• [The problem]: Reproduce every record below exactly as it appears.

— BEGIN —

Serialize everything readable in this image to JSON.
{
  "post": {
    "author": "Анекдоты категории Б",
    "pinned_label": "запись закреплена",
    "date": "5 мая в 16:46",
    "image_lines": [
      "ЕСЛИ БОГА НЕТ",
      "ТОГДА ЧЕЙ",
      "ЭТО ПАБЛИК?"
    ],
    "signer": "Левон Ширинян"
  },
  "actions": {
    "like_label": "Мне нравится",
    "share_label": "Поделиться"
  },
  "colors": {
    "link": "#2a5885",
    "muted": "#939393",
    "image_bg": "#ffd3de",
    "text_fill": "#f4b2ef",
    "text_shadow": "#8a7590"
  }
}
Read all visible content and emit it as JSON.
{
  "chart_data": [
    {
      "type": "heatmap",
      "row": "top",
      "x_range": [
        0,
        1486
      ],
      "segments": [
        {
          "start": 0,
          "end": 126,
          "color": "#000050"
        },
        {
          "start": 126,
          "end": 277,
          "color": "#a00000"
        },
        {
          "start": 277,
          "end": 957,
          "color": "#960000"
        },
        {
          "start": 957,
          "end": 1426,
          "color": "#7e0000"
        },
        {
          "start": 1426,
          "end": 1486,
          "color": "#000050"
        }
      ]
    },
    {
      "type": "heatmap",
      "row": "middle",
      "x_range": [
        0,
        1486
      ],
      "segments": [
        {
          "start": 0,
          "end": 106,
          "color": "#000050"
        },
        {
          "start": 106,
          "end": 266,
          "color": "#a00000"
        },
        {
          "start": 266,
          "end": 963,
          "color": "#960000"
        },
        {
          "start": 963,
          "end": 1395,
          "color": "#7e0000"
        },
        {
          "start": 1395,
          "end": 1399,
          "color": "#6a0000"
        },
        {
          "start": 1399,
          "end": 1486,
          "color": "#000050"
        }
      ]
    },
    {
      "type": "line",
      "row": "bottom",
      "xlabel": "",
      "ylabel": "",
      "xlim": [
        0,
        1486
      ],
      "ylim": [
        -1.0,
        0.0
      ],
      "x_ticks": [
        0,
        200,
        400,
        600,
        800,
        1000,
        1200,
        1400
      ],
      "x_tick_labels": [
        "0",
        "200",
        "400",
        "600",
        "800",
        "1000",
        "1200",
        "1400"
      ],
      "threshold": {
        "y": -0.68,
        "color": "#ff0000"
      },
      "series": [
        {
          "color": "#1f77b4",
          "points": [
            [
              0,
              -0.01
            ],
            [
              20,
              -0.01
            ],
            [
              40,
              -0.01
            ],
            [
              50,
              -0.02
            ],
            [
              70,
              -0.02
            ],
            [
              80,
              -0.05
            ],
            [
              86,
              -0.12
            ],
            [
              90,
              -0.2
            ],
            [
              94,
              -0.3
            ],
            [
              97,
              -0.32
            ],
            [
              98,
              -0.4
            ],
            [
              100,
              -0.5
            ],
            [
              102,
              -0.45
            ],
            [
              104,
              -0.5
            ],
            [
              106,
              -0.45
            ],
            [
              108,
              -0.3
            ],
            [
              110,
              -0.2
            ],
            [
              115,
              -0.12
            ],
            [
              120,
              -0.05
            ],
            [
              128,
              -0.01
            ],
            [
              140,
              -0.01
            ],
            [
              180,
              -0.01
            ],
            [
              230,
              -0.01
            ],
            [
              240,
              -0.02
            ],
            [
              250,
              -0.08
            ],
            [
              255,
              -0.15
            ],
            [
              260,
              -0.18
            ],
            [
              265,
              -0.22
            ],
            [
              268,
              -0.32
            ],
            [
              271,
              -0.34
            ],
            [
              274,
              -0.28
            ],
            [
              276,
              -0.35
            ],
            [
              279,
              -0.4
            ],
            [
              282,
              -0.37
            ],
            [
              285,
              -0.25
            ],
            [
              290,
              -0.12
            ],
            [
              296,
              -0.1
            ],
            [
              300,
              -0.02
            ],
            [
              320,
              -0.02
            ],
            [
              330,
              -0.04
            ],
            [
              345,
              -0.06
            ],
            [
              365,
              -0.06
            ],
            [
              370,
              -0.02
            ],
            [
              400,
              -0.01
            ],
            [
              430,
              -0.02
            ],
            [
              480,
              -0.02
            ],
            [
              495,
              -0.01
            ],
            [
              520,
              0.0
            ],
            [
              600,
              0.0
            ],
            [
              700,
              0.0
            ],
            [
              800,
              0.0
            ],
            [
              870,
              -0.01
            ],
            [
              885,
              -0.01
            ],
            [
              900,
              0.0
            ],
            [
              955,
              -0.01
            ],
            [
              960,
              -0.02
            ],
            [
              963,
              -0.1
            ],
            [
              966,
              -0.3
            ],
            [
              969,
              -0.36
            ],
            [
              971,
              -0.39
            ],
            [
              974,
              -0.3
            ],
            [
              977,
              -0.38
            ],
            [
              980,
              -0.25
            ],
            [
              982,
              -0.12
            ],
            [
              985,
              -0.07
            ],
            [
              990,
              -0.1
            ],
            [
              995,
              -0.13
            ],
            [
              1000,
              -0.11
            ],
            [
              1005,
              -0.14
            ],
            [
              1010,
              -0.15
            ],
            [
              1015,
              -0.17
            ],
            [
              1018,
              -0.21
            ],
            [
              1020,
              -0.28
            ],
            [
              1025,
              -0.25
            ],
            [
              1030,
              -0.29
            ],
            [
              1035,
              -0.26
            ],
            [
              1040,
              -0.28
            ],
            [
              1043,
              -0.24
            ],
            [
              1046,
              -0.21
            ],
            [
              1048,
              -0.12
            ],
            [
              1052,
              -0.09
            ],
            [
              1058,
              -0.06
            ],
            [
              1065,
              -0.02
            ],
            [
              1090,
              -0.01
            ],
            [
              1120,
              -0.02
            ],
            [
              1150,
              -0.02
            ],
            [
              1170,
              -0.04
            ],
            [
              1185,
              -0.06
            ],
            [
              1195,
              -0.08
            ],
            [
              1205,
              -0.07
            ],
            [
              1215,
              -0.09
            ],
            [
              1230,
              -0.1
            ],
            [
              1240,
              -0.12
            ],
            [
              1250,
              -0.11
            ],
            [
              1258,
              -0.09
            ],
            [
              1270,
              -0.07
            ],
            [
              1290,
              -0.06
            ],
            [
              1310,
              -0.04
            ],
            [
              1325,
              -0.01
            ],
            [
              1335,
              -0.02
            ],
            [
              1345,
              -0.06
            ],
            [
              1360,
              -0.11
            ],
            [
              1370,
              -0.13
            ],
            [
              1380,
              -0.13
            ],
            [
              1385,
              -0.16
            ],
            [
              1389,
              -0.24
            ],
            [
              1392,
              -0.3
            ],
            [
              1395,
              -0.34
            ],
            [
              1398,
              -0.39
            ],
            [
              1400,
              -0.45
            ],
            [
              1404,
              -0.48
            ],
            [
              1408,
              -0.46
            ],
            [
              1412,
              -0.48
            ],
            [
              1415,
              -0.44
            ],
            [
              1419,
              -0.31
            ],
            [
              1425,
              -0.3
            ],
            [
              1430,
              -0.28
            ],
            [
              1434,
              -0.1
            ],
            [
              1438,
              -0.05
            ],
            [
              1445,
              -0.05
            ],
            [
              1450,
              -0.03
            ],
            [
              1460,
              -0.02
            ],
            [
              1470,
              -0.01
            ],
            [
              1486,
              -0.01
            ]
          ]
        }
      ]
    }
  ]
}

— END —

• [The result]:
Serialize everything readable in this image to JSON.
{
  "post": {
    "author": "Анекдоты категории Б",
    "pinned_label": "запись закреплена",
    "date": "5 мая в 16:46",
    "image_lines": [
      "ЕСЛИ БОГА НЕТ",
      "ТОГДА ЧЕЙ",
      "ЭТО ПАБЛИК?"
    ],
    "signer": "Левон Ширинян"
  },
  "actions": {
    "like_label": "Мне нравится",
    "share_label": "Поделиться"
  },
  "colors": {
    "link": "#2a5885",
    "muted": "#939393",
    "image_bg": "#ffd3de",
    "text_fill": "#f4b2ef",
    "text_shadow": "#8a7590"
  }
}
Read all visible content and emit it as JSON.
{
  "chart_data": [
    {
      "type": "heatmap",
      "row": "top",
      "x_range": [
        0,
        1486
      ],
      "segments": [
        {
          "start": 0,
          "end": 126,
          "color": "#000050"
        },
        {
          "start": 126,
          "end": 277,
          "color": "#a00000"
        },
        {
          "start": 277,
          "end": 957,
          "color": "#960000"
        },
        {
          "start": 957,
          "end": 1426,
          "color": "#7e0000"
        },
        {
          "start": 1426,
          "end": 1486,
          "color": "#000050"
        }
      ]
    },
    {
      "type": "heatmap",
      "row": "middle",
      "x_range": [
        0,
        1486
      ],
      "segments": [
        {
          "start": 0,
          "end": 106,
          "color": "#000050"
        },
        {
          "start": 106,
          "end": 266,
          "color": "#a00000"
        },
        {
          "start": 266,
          "end": 963,
          "color": "#960000"
        },
        {
          "start": 963,
          "end": 1395,
          "color": "#7e0000"
        },
        {
          "start": 1395,
          "end": 1399,
          "color": "#6a0000"
        },
        {
          "start": 1399,
          "end": 1486,
          "color": "#000050"
        }
      ]
    },
    {
      "type": "line",
      "row": "bottom",
      "xlabel": "",
      "ylabel": "",
      "xlim": [
        0,
        1486
      ],
      "ylim": [
        -1.0,
        0.0
      ],
      "x_ticks": [
        0,
        200,
        400,
        600,
        800,
        1000,
        1200,
        1400
      ],
      "x_tick_labels": [
        "0",
        "200",
        "400",
        "600",
        "800",
        "1000",
        "1200",
        "1400"
      ],
      "threshold": {
        "y": -0.68,
        "color": "#ff0000"
      },
      "series": [
        {
          "color": "#1f77b4",
          "points": [
            [
              0,
              -0.01
            ],
            [
              20,
              -0.01
            ],
            [
              40,
              -0.01
            ],
            [
              50,
              -0.02
            ],
            [
              70,
              -0.02
            ],
            [
              80,
              -0.05
            ],
            [
              86,
              -0.12
            ],
            [
              90,
              -0.2
            ],
            [
              94,
              -0.3
            ],
            [
              97,
              -0.32
            ],
            [
              98,
              -0.4
            ],
            [
              100,
              -0.5
            ],
            [
              102,
              -0.45
            ],
            [
              104,
              -0.5
            ],
            [
              106,
              -0.45
            ],
            [
              108,
              -0.3
            ],
            [
              110,
              -0.2
            ],
            [
              115,
              -0.12
            ],
            [
              120,
              -0.05
            ],
            [
              128,
              -0.01
            ],
            [
              140,
              -0.01
            ],
            [
              180,
              -0.01
            ],
            [
              230,
              -0.01
            ],
            [
              240,
              -0.02
            ],
            [
              250,
              -0.08
            ],
            [
              255,
              -0.15
            ],
            [
              260,
              -0.18
            ],
            [
              265,
              -0.22
            ],
            [
              268,
              -0.32
            ],
            [
              271,
              -0.34
            ],
            [
              274,
              -0.28
            ],
            [
              276,
              -0.35
            ],
            [
              279,
              -0.4
            ],
            [
              282,
              -0.37
            ],
            [
              285,
              -0.25
            ],
            [
              290,
              -0.12
            ],
            [
              296,
              -0.1
            ],
            [
              300,
              -0.02
            ],
            [
              320,
              -0.02
            ],
            [
              330,
              -0.04
            ],
            [
              345,
              -0.06
            ],
            [
              365,
              -0.06
            ],
            [
              370,
              -0.02
            ],
            [
              400,
              -0.01
            ],
            [
              430,
              -0.02
            ],
            [
              480,
              -0.02
            ],
            [
              495,
              -0.01
            ],
            [
              520,
              0.0
            ],
            [
              600,
              0.0
            ],
            [
              700,
              0.0
            ],
            [
              800,
              0.0
            ],
            [
              870,
              -0.01
            ],
            [
              885,
              -0.01
            ],
            [
              900,
              0.0
            ],
            [
              955,
              -0.01
            ],
            [
              960,
              -0.02
            ],
            [
              963,
              -0.1
            ],
            [
              966,
              -0.3
            ],
            [
              969,
              -0.36
            ],
            [
              971,
              -0.39
            ],
            [
              974,
              -0.3
            ],
            [
              977,
              -0.38
            ],
            [
              980,
              -0.25
            ],
            [
              982,
              -0.12
            ],
            [
              985,
              -0.07
            ],
            [
              990,
              -0.1
            ],
            [
              995,
              -0.13
            ],
            [
              1000,
              -0.11
            ],
            [
              1005,
              -0.14
            ],
            [
              1010,
              -0.15
            ],
            [
              1015,
              -0.17
            ],
            [
              1018,
              -0.21
            ],
            [
              1020,
              -0.28
            ],
            [
              1025,
              -0.25
            ],
            [
              1030,
              -0.29
            ],
            [
              1035,
              -0.26
            ],
            [
              1040,
              -0.28
            ],
            [
              1043,
              -0.24
            ],
            [
              1046,
              -0.21
            ],
            [
              1048,
              -0.12
            ],
            [
              1052,
              -0.09
            ],
            [
              1058,
              -0.06
            ],
            [
              1065,
              -0.02
            ],
            [
              1090,
              -0.01
            ],
            [
              1120,
              -0.02
            ],
            [
              1150,
              -0.02
            ],
            [
              1170,
              -0.04
            ],
            [
              1185,
              -0.06
            ],
            [
              1195,
              -0.08
            ],
            [
              1205,
              -0.07
            ],
            [
              1215,
              -0.09
            ],
            [
              1230,
              -0.1
            ],
            [
              1240,
              -0.12
            ],
            [
              1250,
              -0.11
            ],
            [
              1258,
              -0.09
            ],
            [
              1270,
              -0.07
            ],
            [
              1290,
              -0.06
            ],
            [
              1310,
              -0.04
            ],
            [
              1325,
              -0.01
            ],
            [
              1335,
              -0.02
            ],
            [
              1345,
              -0.06
            ],
            [
              1360,
              -0.11
            ],
            [
              1370,
              -0.13
            ],
            [
              1380,
              -0.13
            ],
            [
              1385,
              -0.16
            ],
            [
              1389,
              -0.24
            ],
            [
              1392,
              -0.3
            ],
            [
              1395,
              -0.34
            ],
            [
              1398,
              -0.39
            ],
            [
              1400,
              -0.45
            ],
            [
              1404,
              -0.48
            ],
            [
              1408,
              -0.46
            ],
            [
              1412,
              -0.48
            ],
            [
              1415,
              -0.44
            ],
            [
              1419,
              -0.31
            ],
            [
              1425,
              -0.3
            ],
            [
              1430,
              -0.28
            ],
            [
              1434,
              -0.1
            ],
            [
              1438,
              -0.05
            ],
            [
              1445,
              -0.05
            ],
            [
              1450,
              -0.03
            ],
            [
              1460,
              -0.02
            ],
            [
              1470,
              -0.01
            ],
            [
              1486,
              -0.01
            ]
          ]
        }
      ]
    }
  ]
}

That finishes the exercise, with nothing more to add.